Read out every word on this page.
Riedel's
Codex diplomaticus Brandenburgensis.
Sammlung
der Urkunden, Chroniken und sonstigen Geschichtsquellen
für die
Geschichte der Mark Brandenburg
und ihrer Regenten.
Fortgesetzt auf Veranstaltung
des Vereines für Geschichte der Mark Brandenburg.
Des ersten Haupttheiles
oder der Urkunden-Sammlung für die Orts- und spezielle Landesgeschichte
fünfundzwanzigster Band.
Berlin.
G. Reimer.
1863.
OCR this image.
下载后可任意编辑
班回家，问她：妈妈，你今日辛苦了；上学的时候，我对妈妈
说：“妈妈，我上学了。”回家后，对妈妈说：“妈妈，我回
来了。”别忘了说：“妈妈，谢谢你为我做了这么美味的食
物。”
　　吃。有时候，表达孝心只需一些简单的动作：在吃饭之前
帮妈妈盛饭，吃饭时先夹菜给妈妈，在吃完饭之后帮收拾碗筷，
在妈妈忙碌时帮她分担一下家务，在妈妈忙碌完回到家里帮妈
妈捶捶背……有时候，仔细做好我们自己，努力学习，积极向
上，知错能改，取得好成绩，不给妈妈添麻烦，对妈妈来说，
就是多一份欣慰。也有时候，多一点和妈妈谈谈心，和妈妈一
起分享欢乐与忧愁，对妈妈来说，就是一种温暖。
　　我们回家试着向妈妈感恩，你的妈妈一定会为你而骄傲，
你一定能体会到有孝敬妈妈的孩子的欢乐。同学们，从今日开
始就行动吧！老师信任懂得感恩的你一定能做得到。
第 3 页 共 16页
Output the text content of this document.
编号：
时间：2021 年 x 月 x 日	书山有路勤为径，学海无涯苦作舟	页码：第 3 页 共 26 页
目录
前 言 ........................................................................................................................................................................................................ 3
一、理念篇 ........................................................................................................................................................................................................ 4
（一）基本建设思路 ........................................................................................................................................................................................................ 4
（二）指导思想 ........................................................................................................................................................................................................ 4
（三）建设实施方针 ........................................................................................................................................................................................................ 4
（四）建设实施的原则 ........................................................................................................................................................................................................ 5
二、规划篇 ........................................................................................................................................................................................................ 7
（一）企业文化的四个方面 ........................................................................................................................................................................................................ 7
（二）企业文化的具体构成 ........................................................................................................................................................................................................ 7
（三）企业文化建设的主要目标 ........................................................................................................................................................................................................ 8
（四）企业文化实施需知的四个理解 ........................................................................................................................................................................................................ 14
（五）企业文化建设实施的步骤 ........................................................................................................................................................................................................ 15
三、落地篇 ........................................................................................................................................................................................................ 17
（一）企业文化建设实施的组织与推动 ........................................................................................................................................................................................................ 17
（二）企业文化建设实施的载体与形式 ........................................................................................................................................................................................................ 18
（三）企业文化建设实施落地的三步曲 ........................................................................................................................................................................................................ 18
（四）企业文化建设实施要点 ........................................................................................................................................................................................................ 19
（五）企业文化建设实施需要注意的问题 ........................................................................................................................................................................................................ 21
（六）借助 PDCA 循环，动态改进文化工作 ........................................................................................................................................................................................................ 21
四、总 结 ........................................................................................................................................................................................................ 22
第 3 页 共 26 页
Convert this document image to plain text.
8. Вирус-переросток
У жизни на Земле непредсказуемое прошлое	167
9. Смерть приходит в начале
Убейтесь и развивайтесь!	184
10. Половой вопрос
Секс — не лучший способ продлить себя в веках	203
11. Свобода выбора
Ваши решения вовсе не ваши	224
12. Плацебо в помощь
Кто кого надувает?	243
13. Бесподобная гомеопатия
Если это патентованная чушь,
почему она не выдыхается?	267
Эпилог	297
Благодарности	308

┄┄┄┄┄┄

● **EXERCISE BRIEF**: Filter out all lines lacking the word "Mark" and copy the rest.

● **RESPONSE TO THIS TASK**:
Geschichte der Mark Brandenburg
des Vereines für Geschichte der Mark Brandenburg.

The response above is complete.